A run of records
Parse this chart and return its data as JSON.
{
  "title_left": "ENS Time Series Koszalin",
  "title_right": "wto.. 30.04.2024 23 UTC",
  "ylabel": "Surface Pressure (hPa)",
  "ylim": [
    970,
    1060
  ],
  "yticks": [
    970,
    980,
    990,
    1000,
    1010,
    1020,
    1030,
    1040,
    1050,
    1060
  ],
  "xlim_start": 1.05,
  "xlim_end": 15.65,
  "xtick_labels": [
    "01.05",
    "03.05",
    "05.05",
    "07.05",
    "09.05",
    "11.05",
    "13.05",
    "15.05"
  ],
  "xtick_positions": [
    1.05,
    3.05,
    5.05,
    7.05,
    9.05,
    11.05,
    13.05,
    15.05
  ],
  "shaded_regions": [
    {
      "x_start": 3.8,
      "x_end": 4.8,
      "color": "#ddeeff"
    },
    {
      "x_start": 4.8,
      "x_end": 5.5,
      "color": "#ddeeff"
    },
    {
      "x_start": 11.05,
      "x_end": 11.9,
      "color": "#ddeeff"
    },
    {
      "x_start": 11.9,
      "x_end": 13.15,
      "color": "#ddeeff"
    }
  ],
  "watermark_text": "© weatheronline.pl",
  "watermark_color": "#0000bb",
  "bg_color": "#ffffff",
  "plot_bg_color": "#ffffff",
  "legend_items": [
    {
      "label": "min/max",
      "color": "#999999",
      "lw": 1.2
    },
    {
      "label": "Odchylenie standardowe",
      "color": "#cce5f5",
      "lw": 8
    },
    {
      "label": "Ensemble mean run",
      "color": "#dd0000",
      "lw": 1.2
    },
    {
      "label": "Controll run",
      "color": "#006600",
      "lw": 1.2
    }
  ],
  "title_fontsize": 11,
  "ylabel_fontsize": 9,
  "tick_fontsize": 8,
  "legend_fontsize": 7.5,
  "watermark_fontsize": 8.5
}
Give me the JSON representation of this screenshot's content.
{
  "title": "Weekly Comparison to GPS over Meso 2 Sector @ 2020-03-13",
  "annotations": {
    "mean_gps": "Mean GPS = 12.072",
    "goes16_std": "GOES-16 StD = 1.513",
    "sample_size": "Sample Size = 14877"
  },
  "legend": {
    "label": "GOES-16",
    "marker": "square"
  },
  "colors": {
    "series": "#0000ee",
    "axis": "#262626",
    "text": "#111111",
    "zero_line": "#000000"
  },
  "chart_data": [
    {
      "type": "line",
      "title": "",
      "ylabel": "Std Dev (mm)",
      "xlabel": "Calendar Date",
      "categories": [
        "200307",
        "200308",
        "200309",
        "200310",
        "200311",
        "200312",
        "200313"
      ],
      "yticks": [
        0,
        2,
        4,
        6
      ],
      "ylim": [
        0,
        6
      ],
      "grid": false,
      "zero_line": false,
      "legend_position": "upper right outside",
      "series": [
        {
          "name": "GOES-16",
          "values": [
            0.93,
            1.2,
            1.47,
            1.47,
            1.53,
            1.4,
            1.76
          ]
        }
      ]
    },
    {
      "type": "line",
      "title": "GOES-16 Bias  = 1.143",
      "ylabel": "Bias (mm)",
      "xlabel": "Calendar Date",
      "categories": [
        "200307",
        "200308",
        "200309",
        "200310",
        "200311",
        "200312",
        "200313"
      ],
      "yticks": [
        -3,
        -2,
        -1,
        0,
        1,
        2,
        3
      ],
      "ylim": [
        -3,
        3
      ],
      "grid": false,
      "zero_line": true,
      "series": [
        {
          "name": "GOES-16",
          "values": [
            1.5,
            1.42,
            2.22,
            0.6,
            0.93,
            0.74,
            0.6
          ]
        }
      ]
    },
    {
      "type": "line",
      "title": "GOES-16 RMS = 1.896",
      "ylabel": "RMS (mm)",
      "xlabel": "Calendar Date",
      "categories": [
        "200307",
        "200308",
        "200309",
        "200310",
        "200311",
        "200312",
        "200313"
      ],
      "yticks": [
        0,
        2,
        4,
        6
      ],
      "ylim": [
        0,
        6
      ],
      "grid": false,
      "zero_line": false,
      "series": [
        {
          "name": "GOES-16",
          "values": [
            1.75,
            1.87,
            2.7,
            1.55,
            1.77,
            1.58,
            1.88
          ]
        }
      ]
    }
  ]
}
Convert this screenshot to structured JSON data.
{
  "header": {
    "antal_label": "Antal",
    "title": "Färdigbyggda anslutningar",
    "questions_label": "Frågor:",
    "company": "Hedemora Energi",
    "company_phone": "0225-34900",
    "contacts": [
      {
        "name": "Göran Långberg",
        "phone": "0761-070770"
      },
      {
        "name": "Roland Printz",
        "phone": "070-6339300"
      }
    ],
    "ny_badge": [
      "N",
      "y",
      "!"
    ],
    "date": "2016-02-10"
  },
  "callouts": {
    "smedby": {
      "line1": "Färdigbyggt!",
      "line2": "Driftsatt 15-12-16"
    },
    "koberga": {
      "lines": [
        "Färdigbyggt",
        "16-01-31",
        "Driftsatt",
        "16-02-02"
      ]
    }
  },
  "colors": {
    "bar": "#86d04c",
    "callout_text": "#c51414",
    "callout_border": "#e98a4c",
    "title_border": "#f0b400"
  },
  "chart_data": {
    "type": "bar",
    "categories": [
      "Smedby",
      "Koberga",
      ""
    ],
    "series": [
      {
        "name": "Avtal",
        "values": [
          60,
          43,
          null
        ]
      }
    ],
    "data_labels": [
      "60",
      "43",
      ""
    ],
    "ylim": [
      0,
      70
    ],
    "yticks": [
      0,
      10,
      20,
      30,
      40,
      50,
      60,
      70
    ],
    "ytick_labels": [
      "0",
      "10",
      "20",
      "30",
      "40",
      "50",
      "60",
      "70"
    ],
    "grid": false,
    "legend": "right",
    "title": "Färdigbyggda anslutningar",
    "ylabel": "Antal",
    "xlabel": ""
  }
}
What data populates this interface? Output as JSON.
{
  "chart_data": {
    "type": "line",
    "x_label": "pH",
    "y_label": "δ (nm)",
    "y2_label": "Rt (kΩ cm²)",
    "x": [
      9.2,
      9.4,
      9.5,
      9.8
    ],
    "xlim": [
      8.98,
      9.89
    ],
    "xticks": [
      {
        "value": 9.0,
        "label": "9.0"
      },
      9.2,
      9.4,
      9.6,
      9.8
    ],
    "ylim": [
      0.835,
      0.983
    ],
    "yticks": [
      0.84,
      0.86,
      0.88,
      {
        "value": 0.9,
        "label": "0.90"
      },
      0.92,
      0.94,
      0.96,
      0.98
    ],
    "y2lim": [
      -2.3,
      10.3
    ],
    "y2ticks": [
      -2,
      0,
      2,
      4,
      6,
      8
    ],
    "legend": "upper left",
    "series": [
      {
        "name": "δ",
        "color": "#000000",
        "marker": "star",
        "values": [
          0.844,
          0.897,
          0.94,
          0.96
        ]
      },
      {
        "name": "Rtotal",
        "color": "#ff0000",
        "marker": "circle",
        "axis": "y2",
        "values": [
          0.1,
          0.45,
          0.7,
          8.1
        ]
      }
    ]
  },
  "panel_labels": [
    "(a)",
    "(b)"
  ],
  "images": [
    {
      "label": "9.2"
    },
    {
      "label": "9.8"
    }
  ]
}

## Exercise instructions
Copy the entries above exactly, leaving none out.

## Result for this exercise
Parse this chart and return its data as JSON.
{
  "title_left": "ENS Time Series Koszalin",
  "title_right": "wto.. 30.04.2024 23 UTC",
  "ylabel": "Surface Pressure (hPa)",
  "ylim": [
    970,
    1060
  ],
  "yticks": [
    970,
    980,
    990,
    1000,
    1010,
    1020,
    1030,
    1040,
    1050,
    1060
  ],
  "xlim_start": 1.05,
  "xlim_end": 15.65,
  "xtick_labels": [
    "01.05",
    "03.05",
    "05.05",
    "07.05",
    "09.05",
    "11.05",
    "13.05",
    "15.05"
  ],
  "xtick_positions": [
    1.05,
    3.05,
    5.05,
    7.05,
    9.05,
    11.05,
    13.05,
    15.05
  ],
  "shaded_regions": [
    {
      "x_start": 3.8,
      "x_end": 4.8,
      "color": "#ddeeff"
    },
    {
      "x_start": 4.8,
      "x_end": 5.5,
      "color": "#ddeeff"
    },
    {
      "x_start": 11.05,
      "x_end": 11.9,
      "color": "#ddeeff"
    },
    {
      "x_start": 11.9,
      "x_end": 13.15,
      "color": "#ddeeff"
    }
  ],
  "watermark_text": "© weatheronline.pl",
  "watermark_color": "#0000bb",
  "bg_color": "#ffffff",
  "plot_bg_color": "#ffffff",
  "legend_items": [
    {
      "label": "min/max",
      "color": "#999999",
      "lw": 1.2
    },
    {
      "label": "Odchylenie standardowe",
      "color": "#cce5f5",
      "lw": 8
    },
    {
      "label": "Ensemble mean run",
      "color": "#dd0000",
      "lw": 1.2
    },
    {
      "label": "Controll run",
      "color": "#006600",
      "lw": 1.2
    }
  ],
  "title_fontsize": 11,
  "ylabel_fontsize": 9,
  "tick_fontsize": 8,
  "legend_fontsize": 7.5,
  "watermark_fontsize": 8.5
}
Give me the JSON representation of this screenshot's content.
{
  "title": "Weekly Comparison to GPS over Meso 2 Sector @ 2020-03-13",
  "annotations": {
    "mean_gps": "Mean GPS = 12.072",
    "goes16_std": "GOES-16 StD = 1.513",
    "sample_size": "Sample Size = 14877"
  },
  "legend": {
    "label": "GOES-16",
    "marker": "square"
  },
  "colors": {
    "series": "#0000ee",
    "axis": "#262626",
    "text": "#111111",
    "zero_line": "#000000"
  },
  "chart_data": [
    {
      "type": "line",
      "title": "",
      "ylabel": "Std Dev (mm)",
      "xlabel": "Calendar Date",
      "categories": [
        "200307",
        "200308",
        "200309",
        "200310",
        "200311",
        "200312",
        "200313"
      ],
      "yticks": [
        0,
        2,
        4,
        6
      ],
      "ylim": [
        0,
        6
      ],
      "grid": false,
      "zero_line": false,
      "legend_position": "upper right outside",
      "series": [
        {
          "name": "GOES-16",
          "values": [
            0.93,
            1.2,
            1.47,
            1.47,
            1.53,
            1.4,
            1.76
          ]
        }
      ]
    },
    {
      "type": "line",
      "title": "GOES-16 Bias  = 1.143",
      "ylabel": "Bias (mm)",
      "xlabel": "Calendar Date",
      "categories": [
        "200307",
        "200308",
        "200309",
        "200310",
        "200311",
        "200312",
        "200313"
      ],
      "yticks": [
        -3,
        -2,
        -1,
        0,
        1,
        2,
        3
      ],
      "ylim": [
        -3,
        3
      ],
      "grid": false,
      "zero_line": true,
      "series": [
        {
          "name": "GOES-16",
          "values": [
            1.5,
            1.42,
            2.22,
            0.6,
            0.93,
            0.74,
            0.6
          ]
        }
      ]
    },
    {
      "type": "line",
      "title": "GOES-16 RMS = 1.896",
      "ylabel": "RMS (mm)",
      "xlabel": "Calendar Date",
      "categories": [
        "200307",
        "200308",
        "200309",
        "200310",
        "200311",
        "200312",
        "200313"
      ],
      "yticks": [
        0,
        2,
        4,
        6
      ],
      "ylim": [
        0,
        6
      ],
      "grid": false,
      "zero_line": false,
      "series": [
        {
          "name": "GOES-16",
          "values": [
            1.75,
            1.87,
            2.7,
            1.55,
            1.77,
            1.58,
            1.88
          ]
        }
      ]
    }
  ]
}
Convert this screenshot to structured JSON data.
{
  "header": {
    "antal_label": "Antal",
    "title": "Färdigbyggda anslutningar",
    "questions_label": "Frågor:",
    "company": "Hedemora Energi",
    "company_phone": "0225-34900",
    "contacts": [
      {
        "name": "Göran Långberg",
        "phone": "0761-070770"
      },
      {
        "name": "Roland Printz",
        "phone": "070-6339300"
      }
    ],
    "ny_badge": [
      "N",
      "y",
      "!"
    ],
    "date": "2016-02-10"
  },
  "callouts": {
    "smedby": {
      "line1": "Färdigbyggt!",
      "line2": "Driftsatt 15-12-16"
    },
    "koberga": {
      "lines": [
        "Färdigbyggt",
        "16-01-31",
        "Driftsatt",
        "16-02-02"
      ]
    }
  },
  "colors": {
    "bar": "#86d04c",
    "callout_text": "#c51414",
    "callout_border": "#e98a4c",
    "title_border": "#f0b400"
  },
  "chart_data": {
    "type": "bar",
    "categories": [
      "Smedby",
      "Koberga",
      ""
    ],
    "series": [
      {
        "name": "Avtal",
        "values": [
          60,
          43,
          null
        ]
      }
    ],
    "data_labels": [
      "60",
      "43",
      ""
    ],
    "ylim": [
      0,
      70
    ],
    "yticks": [
      0,
      10,
      20,
      30,
      40,
      50,
      60,
      70
    ],
    "ytick_labels": [
      "0",
      "10",
      "20",
      "30",
      "40",
      "50",
      "60",
      "70"
    ],
    "grid": false,
    "legend": "right",
    "title": "Färdigbyggda anslutningar",
    "ylabel": "Antal",
    "xlabel": ""
  }
}
What data populates this interface? Output as JSON.
{
  "chart_data": {
    "type": "line",
    "x_label": "pH",
    "y_label": "δ (nm)",
    "y2_label": "Rt (kΩ cm²)",
    "x": [
      9.2,
      9.4,
      9.5,
      9.8
    ],
    "xlim": [
      8.98,
      9.89
    ],
    "xticks": [
      {
        "value": 9.0,
        "label": "9.0"
      },
      9.2,
      9.4,
      9.6,
      9.8
    ],
    "ylim": [
      0.835,
      0.983
    ],
    "yticks": [
      0.84,
      0.86,
      0.88,
      {
        "value": 0.9,
        "label": "0.90"
      },
      0.92,
      0.94,
      0.96,
      0.98
    ],
    "y2lim": [
      -2.3,
      10.3
    ],
    "y2ticks": [
      -2,
      0,
      2,
      4,
      6,
      8
    ],
    "legend": "upper left",
    "series": [
      {
        "name": "δ",
        "color": "#000000",
        "marker": "star",
        "values": [
          0.844,
          0.897,
          0.94,
          0.96
        ]
      },
      {
        "name": "Rtotal",
        "color": "#ff0000",
        "marker": "circle",
        "axis": "y2",
        "values": [
          0.1,
          0.45,
          0.7,
          8.1
        ]
      }
    ]
  },
  "panel_labels": [
    "(a)",
    "(b)"
  ],
  "images": [
    {
      "label": "9.2"
    },
    {
      "label": "9.8"
    }
  ]
}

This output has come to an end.